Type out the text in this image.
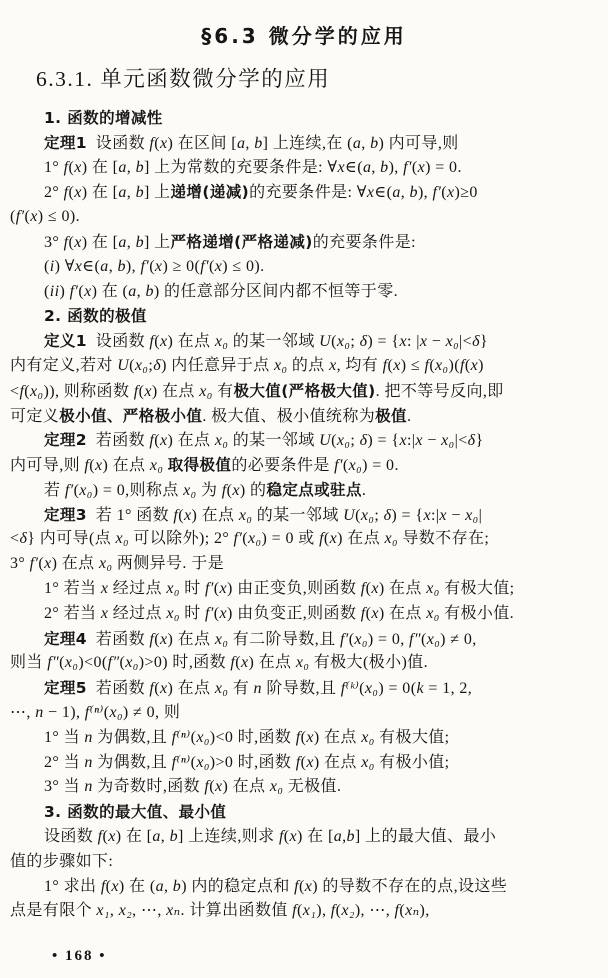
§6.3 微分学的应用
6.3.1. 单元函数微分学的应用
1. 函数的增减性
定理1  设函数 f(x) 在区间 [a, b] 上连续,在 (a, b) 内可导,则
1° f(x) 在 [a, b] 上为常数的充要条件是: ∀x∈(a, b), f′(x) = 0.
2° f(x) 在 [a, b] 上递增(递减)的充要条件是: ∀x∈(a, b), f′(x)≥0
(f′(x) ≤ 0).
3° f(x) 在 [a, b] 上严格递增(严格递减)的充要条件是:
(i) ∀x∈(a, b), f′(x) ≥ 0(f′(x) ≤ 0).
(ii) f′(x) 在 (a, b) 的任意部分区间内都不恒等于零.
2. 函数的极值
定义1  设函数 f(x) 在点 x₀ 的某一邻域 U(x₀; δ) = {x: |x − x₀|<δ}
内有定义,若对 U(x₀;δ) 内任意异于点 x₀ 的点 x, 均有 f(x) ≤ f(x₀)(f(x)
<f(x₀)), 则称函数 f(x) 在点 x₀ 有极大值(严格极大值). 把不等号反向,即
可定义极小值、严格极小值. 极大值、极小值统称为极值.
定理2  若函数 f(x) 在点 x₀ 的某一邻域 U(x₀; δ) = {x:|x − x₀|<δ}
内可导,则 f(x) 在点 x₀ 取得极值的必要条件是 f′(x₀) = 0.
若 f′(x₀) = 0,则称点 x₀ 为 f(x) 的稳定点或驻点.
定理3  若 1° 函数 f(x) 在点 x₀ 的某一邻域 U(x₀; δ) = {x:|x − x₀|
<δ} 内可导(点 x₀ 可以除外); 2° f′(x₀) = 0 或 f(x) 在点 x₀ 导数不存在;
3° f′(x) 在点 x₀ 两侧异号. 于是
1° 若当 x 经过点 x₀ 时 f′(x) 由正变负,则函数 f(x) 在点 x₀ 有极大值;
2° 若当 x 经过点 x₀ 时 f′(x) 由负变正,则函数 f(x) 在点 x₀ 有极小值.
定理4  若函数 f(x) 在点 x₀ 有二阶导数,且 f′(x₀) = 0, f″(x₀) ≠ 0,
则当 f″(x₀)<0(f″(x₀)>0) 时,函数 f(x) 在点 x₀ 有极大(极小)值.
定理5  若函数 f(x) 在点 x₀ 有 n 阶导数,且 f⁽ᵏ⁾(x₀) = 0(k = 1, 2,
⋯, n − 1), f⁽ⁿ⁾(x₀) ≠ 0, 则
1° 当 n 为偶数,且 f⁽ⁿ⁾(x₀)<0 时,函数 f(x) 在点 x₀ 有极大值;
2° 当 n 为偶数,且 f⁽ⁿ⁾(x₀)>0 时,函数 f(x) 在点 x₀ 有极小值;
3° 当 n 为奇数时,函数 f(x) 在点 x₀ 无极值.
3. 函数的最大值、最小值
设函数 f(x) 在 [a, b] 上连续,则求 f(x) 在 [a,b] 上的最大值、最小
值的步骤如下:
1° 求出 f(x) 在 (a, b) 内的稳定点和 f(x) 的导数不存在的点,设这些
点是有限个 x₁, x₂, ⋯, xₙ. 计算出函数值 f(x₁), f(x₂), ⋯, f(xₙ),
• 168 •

--

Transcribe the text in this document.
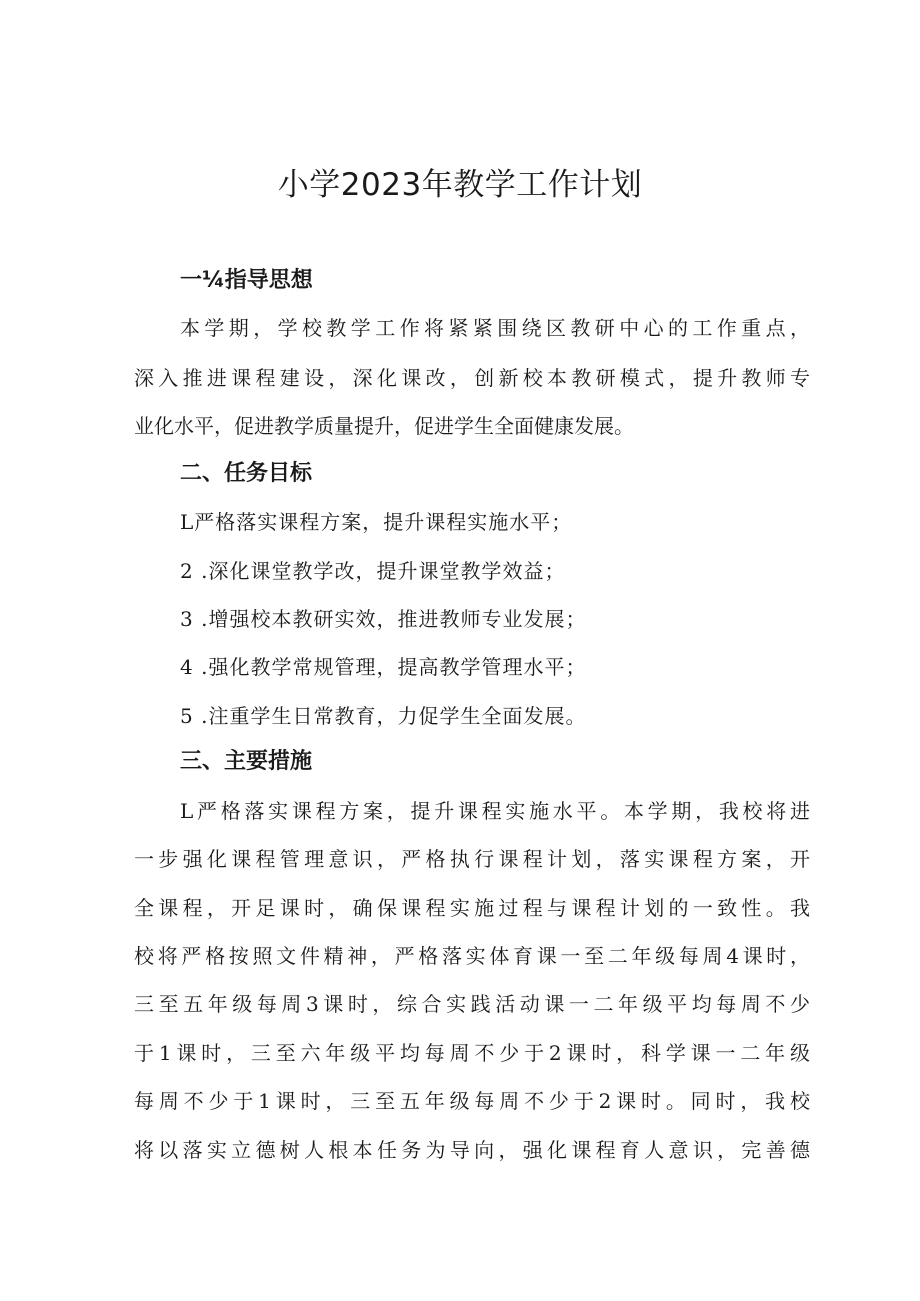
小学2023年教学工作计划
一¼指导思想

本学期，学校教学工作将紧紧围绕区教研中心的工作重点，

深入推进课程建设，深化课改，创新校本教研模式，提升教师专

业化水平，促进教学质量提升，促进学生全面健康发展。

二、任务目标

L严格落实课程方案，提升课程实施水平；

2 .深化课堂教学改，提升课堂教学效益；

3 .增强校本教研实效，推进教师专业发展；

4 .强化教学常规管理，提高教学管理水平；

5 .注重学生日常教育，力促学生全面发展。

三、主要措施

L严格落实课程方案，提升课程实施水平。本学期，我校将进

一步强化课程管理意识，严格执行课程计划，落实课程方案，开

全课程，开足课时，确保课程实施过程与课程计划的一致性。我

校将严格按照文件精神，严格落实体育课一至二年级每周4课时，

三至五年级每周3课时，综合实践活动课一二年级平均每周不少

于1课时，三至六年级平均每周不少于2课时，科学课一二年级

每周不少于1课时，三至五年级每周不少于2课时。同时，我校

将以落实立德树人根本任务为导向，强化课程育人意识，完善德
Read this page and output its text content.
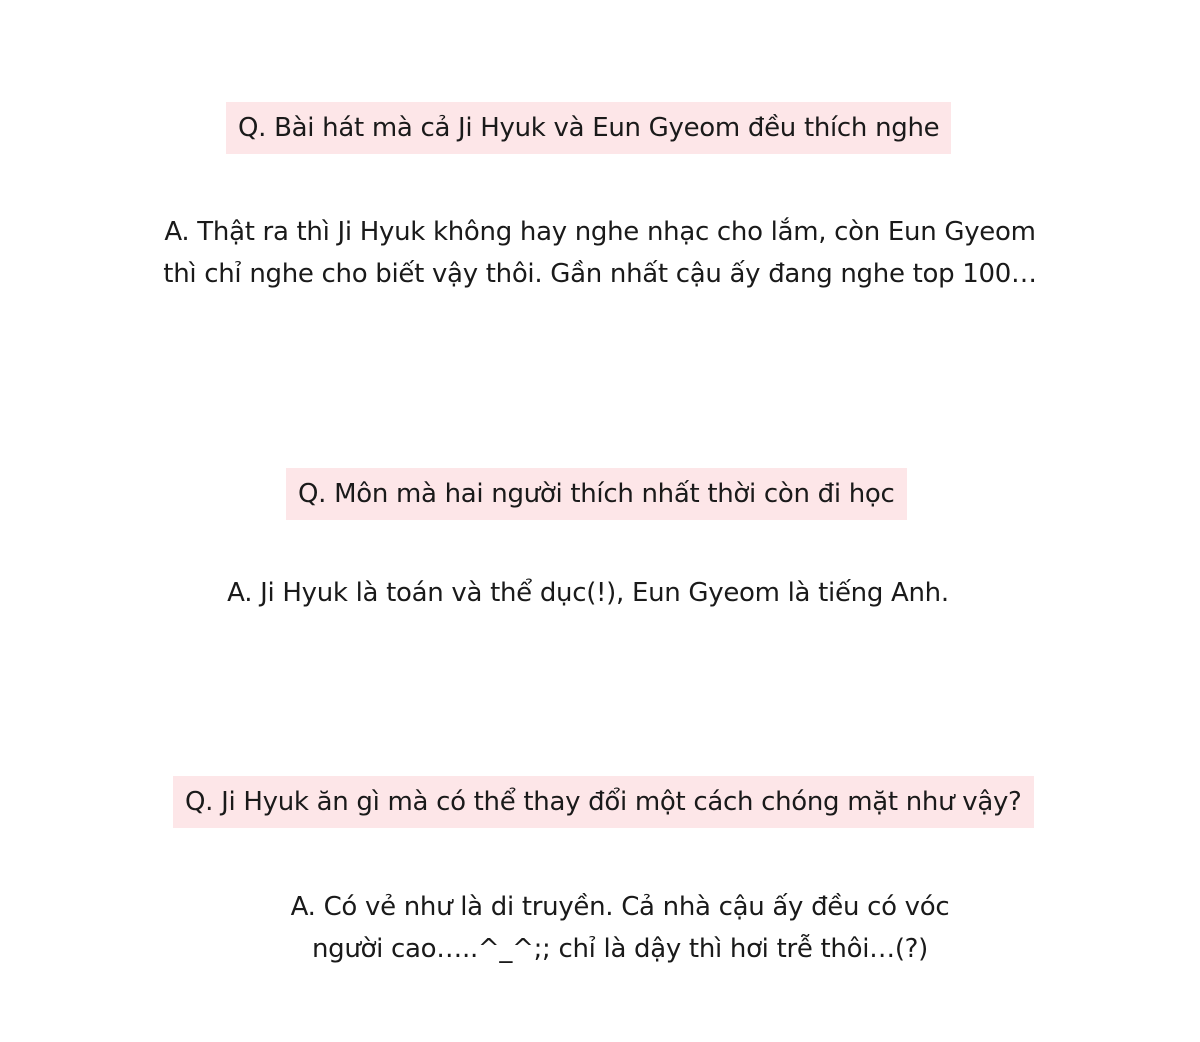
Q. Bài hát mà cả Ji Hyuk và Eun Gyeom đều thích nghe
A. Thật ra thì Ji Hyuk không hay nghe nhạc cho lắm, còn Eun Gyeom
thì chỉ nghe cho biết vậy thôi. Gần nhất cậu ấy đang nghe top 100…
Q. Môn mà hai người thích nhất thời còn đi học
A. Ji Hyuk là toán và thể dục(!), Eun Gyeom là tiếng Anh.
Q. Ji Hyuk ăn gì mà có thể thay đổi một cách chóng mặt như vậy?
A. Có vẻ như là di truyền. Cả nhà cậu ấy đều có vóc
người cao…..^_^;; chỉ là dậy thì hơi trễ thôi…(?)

▶ _Task requirements_
Return only the number of lines in the entries that contain the string "的某一邻域".

▶ _Solution for this exercise_
3